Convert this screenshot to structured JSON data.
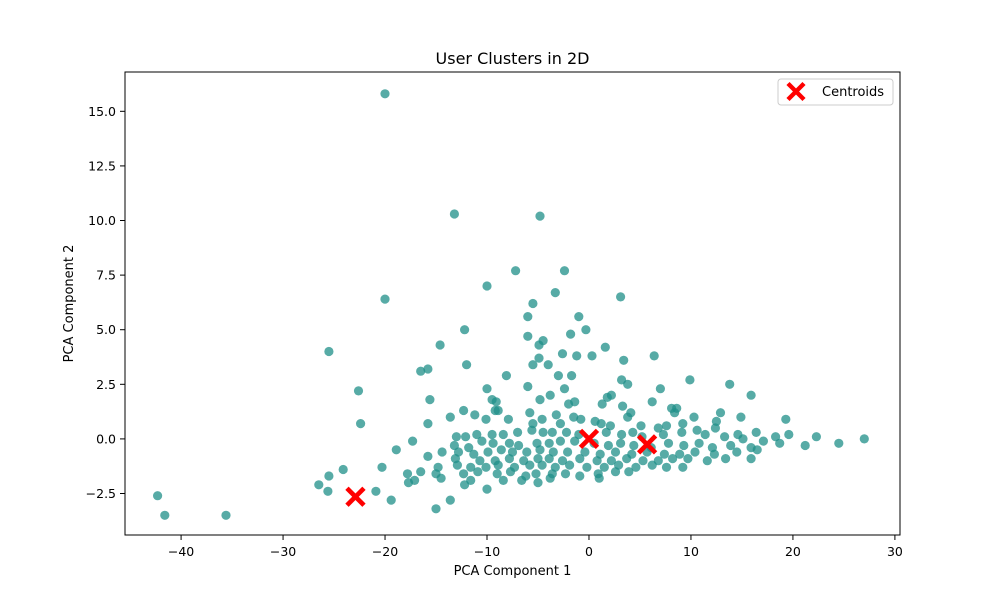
{
  "chart_data": {
    "type": "scatter",
    "title": "User Clusters in 2D",
    "xlabel": "PCA Component 1",
    "ylabel": "PCA Component 2",
    "xlim": [
      -45.5,
      30.5
    ],
    "ylim": [
      -4.4,
      16.8
    ],
    "xticks": [
      -40,
      -30,
      -20,
      -10,
      0,
      10,
      20,
      30
    ],
    "yticks": [
      -2.5,
      0.0,
      2.5,
      5.0,
      7.5,
      10.0,
      12.5,
      15.0
    ],
    "ytick_labels": [
      "−2.5",
      "0.0",
      "2.5",
      "5.0",
      "7.5",
      "10.0",
      "12.5",
      "15.0"
    ],
    "xtick_labels": [
      "−40",
      "−30",
      "−20",
      "−10",
      "0",
      "10",
      "20",
      "30"
    ],
    "grid": false,
    "legend": {
      "position": "top-right",
      "entries": [
        "Centroids"
      ]
    },
    "colors": {
      "points": "#1f8f88",
      "centroids": "#ff0000"
    },
    "series": [
      {
        "values": [
          [
            -20,
            15.8
          ],
          [
            -13.2,
            10.3
          ],
          [
            -4.8,
            10.2
          ],
          [
            -7.2,
            7.7
          ],
          [
            -2.4,
            7.7
          ],
          [
            -10,
            7.0
          ],
          [
            3.1,
            6.5
          ],
          [
            -3.3,
            6.7
          ],
          [
            -20,
            6.4
          ],
          [
            -5.5,
            6.2
          ],
          [
            -6,
            5.6
          ],
          [
            -1,
            5.6
          ],
          [
            -12.2,
            5.0
          ],
          [
            -1.8,
            4.8
          ],
          [
            -0.3,
            5.0
          ],
          [
            -6,
            4.7
          ],
          [
            -4.5,
            4.5
          ],
          [
            -4.9,
            4.3
          ],
          [
            -25.5,
            4.0
          ],
          [
            -14.6,
            4.3
          ],
          [
            -16.5,
            3.1
          ],
          [
            -15.8,
            3.2
          ],
          [
            -12,
            3.4
          ],
          [
            -4.9,
            3.7
          ],
          [
            -2.6,
            3.9
          ],
          [
            -1.2,
            3.8
          ],
          [
            0.3,
            3.8
          ],
          [
            1.6,
            4.2
          ],
          [
            3.4,
            3.6
          ],
          [
            6.4,
            3.8
          ],
          [
            -4,
            3.4
          ],
          [
            -5.5,
            3.4
          ],
          [
            -3,
            2.9
          ],
          [
            -1.7,
            2.9
          ],
          [
            -8.1,
            2.9
          ],
          [
            3.2,
            2.7
          ],
          [
            3.8,
            2.5
          ],
          [
            7,
            2.3
          ],
          [
            9.9,
            2.7
          ],
          [
            13.8,
            2.5
          ],
          [
            15.9,
            2.0
          ],
          [
            -22.6,
            2.2
          ],
          [
            -10,
            2.3
          ],
          [
            -6,
            2.4
          ],
          [
            -2.4,
            2.3
          ],
          [
            -3.8,
            2.0
          ],
          [
            -15.6,
            1.8
          ],
          [
            -9.5,
            1.8
          ],
          [
            -9.1,
            1.7
          ],
          [
            -4.8,
            1.8
          ],
          [
            -2,
            1.6
          ],
          [
            -1.4,
            1.7
          ],
          [
            1.8,
            1.9
          ],
          [
            2.2,
            2.0
          ],
          [
            1.3,
            1.6
          ],
          [
            3.3,
            1.5
          ],
          [
            6.2,
            1.7
          ],
          [
            8.1,
            1.4
          ],
          [
            8.6,
            1.4
          ],
          [
            12.9,
            1.2
          ],
          [
            14.9,
            1.0
          ],
          [
            -12.3,
            1.3
          ],
          [
            -11.2,
            1.1
          ],
          [
            -9.2,
            1.3
          ],
          [
            -8.9,
            1.3
          ],
          [
            -5.8,
            1.2
          ],
          [
            -3.2,
            1.1
          ],
          [
            -1.5,
            1.0
          ],
          [
            -0.8,
            0.9
          ],
          [
            3.8,
            1.0
          ],
          [
            4.1,
            1.2
          ],
          [
            8.4,
            1.2
          ],
          [
            9.2,
            0.7
          ],
          [
            10.3,
            1.0
          ],
          [
            12.5,
            0.8
          ],
          [
            19.3,
            0.9
          ],
          [
            -22.4,
            0.7
          ],
          [
            -15.8,
            0.7
          ],
          [
            -13.6,
            1.0
          ],
          [
            -10.1,
            0.9
          ],
          [
            -7.9,
            0.9
          ],
          [
            -5.5,
            0.7
          ],
          [
            -4.6,
            0.9
          ],
          [
            -2.8,
            0.7
          ],
          [
            0.6,
            0.8
          ],
          [
            1.2,
            0.7
          ],
          [
            2.1,
            0.6
          ],
          [
            5.1,
            0.6
          ],
          [
            6.8,
            0.5
          ],
          [
            7.6,
            0.6
          ],
          [
            10.6,
            0.4
          ],
          [
            12.4,
            0.5
          ],
          [
            14.6,
            0.2
          ],
          [
            16.4,
            0.3
          ],
          [
            18.3,
            0.1
          ],
          [
            19.6,
            0.2
          ],
          [
            22.3,
            0.1
          ],
          [
            -13,
            0.1
          ],
          [
            -12.1,
            0.1
          ],
          [
            -11,
            0.2
          ],
          [
            -9.5,
            0.2
          ],
          [
            -8.4,
            0.2
          ],
          [
            -7,
            0.3
          ],
          [
            -5.6,
            0.4
          ],
          [
            -4.5,
            0.3
          ],
          [
            -3.6,
            0.3
          ],
          [
            -2.2,
            0.3
          ],
          [
            -1,
            0.2
          ],
          [
            1.7,
            0.3
          ],
          [
            3.2,
            0.2
          ],
          [
            4.3,
            0.3
          ],
          [
            5.2,
            0.1
          ],
          [
            7.3,
            0.2
          ],
          [
            9.1,
            0.3
          ],
          [
            11.4,
            0.2
          ],
          [
            13.3,
            0.1
          ],
          [
            15.1,
            0.0
          ],
          [
            17.1,
            -0.1
          ],
          [
            24.5,
            -0.2
          ],
          [
            27,
            0.0
          ],
          [
            -17.3,
            -0.1
          ],
          [
            -13.2,
            -0.3
          ],
          [
            -11.8,
            -0.4
          ],
          [
            -10.5,
            -0.1
          ],
          [
            -9.4,
            -0.2
          ],
          [
            -7.8,
            -0.2
          ],
          [
            -6.9,
            -0.3
          ],
          [
            -5.1,
            -0.2
          ],
          [
            -3.9,
            -0.2
          ],
          [
            -2.8,
            -0.1
          ],
          [
            -1.4,
            -0.1
          ],
          [
            0.5,
            -0.2
          ],
          [
            1.9,
            -0.3
          ],
          [
            3.1,
            -0.2
          ],
          [
            4.4,
            -0.3
          ],
          [
            6.1,
            -0.4
          ],
          [
            7.8,
            -0.2
          ],
          [
            9.3,
            -0.3
          ],
          [
            10.8,
            -0.2
          ],
          [
            12.1,
            -0.4
          ],
          [
            13.9,
            -0.3
          ],
          [
            15.9,
            -0.4
          ],
          [
            18.7,
            -0.2
          ],
          [
            21.2,
            -0.3
          ],
          [
            -18.9,
            -0.5
          ],
          [
            -14.4,
            -0.6
          ],
          [
            -12.8,
            -0.6
          ],
          [
            -11.3,
            -0.7
          ],
          [
            -9.9,
            -0.6
          ],
          [
            -8.6,
            -0.5
          ],
          [
            -7.5,
            -0.6
          ],
          [
            -6.1,
            -0.6
          ],
          [
            -4.8,
            -0.5
          ],
          [
            -3.5,
            -0.6
          ],
          [
            -2.1,
            -0.6
          ],
          [
            -0.4,
            -0.6
          ],
          [
            1.1,
            -0.7
          ],
          [
            2.6,
            -0.6
          ],
          [
            4.2,
            -0.7
          ],
          [
            5.7,
            -0.6
          ],
          [
            7.4,
            -0.7
          ],
          [
            8.9,
            -0.7
          ],
          [
            10.4,
            -0.6
          ],
          [
            12.3,
            -0.7
          ],
          [
            14.5,
            -0.6
          ],
          [
            16.5,
            -0.5
          ],
          [
            -15.8,
            -0.8
          ],
          [
            -13.1,
            -0.9
          ],
          [
            -10.7,
            -1.0
          ],
          [
            -9.2,
            -1.0
          ],
          [
            -7.8,
            -0.9
          ],
          [
            -6.4,
            -1.0
          ],
          [
            -5,
            -0.9
          ],
          [
            -3.9,
            -0.9
          ],
          [
            -2.6,
            -1.0
          ],
          [
            -0.9,
            -0.9
          ],
          [
            0.8,
            -1.0
          ],
          [
            2.2,
            -1.0
          ],
          [
            3.7,
            -0.9
          ],
          [
            5.3,
            -1.0
          ],
          [
            6.8,
            -1.0
          ],
          [
            8.2,
            -0.9
          ],
          [
            9.7,
            -0.9
          ],
          [
            11.6,
            -1.0
          ],
          [
            13.4,
            -0.9
          ],
          [
            15.9,
            -0.9
          ],
          [
            -20.3,
            -1.3
          ],
          [
            -16.5,
            -1.5
          ],
          [
            -14.8,
            -1.3
          ],
          [
            -12.9,
            -1.2
          ],
          [
            -11.6,
            -1.3
          ],
          [
            -10.1,
            -1.3
          ],
          [
            -8.9,
            -1.2
          ],
          [
            -7.3,
            -1.3
          ],
          [
            -5.8,
            -1.2
          ],
          [
            -4.6,
            -1.2
          ],
          [
            -3.3,
            -1.3
          ],
          [
            -1.9,
            -1.2
          ],
          [
            -0.2,
            -1.3
          ],
          [
            1.5,
            -1.3
          ],
          [
            2.9,
            -1.2
          ],
          [
            4.6,
            -1.3
          ],
          [
            6.2,
            -1.2
          ],
          [
            7.6,
            -1.3
          ],
          [
            9.2,
            -1.3
          ],
          [
            -24.1,
            -1.4
          ],
          [
            -17.8,
            -1.6
          ],
          [
            -15,
            -1.6
          ],
          [
            -12.3,
            -1.6
          ],
          [
            -10.9,
            -1.5
          ],
          [
            -9,
            -1.6
          ],
          [
            -7.7,
            -1.5
          ],
          [
            -6.2,
            -1.7
          ],
          [
            -5.2,
            -1.6
          ],
          [
            -3.6,
            -1.6
          ],
          [
            -2.3,
            -1.6
          ],
          [
            0.9,
            -1.6
          ],
          [
            2.6,
            -1.5
          ],
          [
            3.9,
            -1.5
          ],
          [
            -25.5,
            -1.7
          ],
          [
            -17.1,
            -1.9
          ],
          [
            -14.5,
            -1.8
          ],
          [
            -11.6,
            -1.9
          ],
          [
            -8.4,
            -1.9
          ],
          [
            -6.6,
            -1.9
          ],
          [
            -5,
            -2.0
          ],
          [
            -3.8,
            -1.8
          ],
          [
            -0.9,
            -1.7
          ],
          [
            1,
            -1.8
          ],
          [
            -26.5,
            -2.1
          ],
          [
            -17.7,
            -2.0
          ],
          [
            -12.2,
            -2.1
          ],
          [
            -10,
            -2.3
          ],
          [
            -20.9,
            -2.4
          ],
          [
            -25.6,
            -2.4
          ],
          [
            -19.4,
            -2.8
          ],
          [
            -13.6,
            -2.8
          ],
          [
            -15,
            -3.2
          ],
          [
            -42.3,
            -2.6
          ],
          [
            -41.6,
            -3.5
          ],
          [
            -35.6,
            -3.5
          ]
        ]
      },
      {
        "name": "Centroids",
        "values": [
          [
            -22.9,
            -2.65
          ],
          [
            0.0,
            0.0
          ],
          [
            5.7,
            -0.25
          ]
        ]
      }
    ]
  }
}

What you will do — Check every line for "Component" and show the ones that have it.

Exercise answer —
    "xlabel": "PCA Component 1",
    "ylabel": "PCA Component 2",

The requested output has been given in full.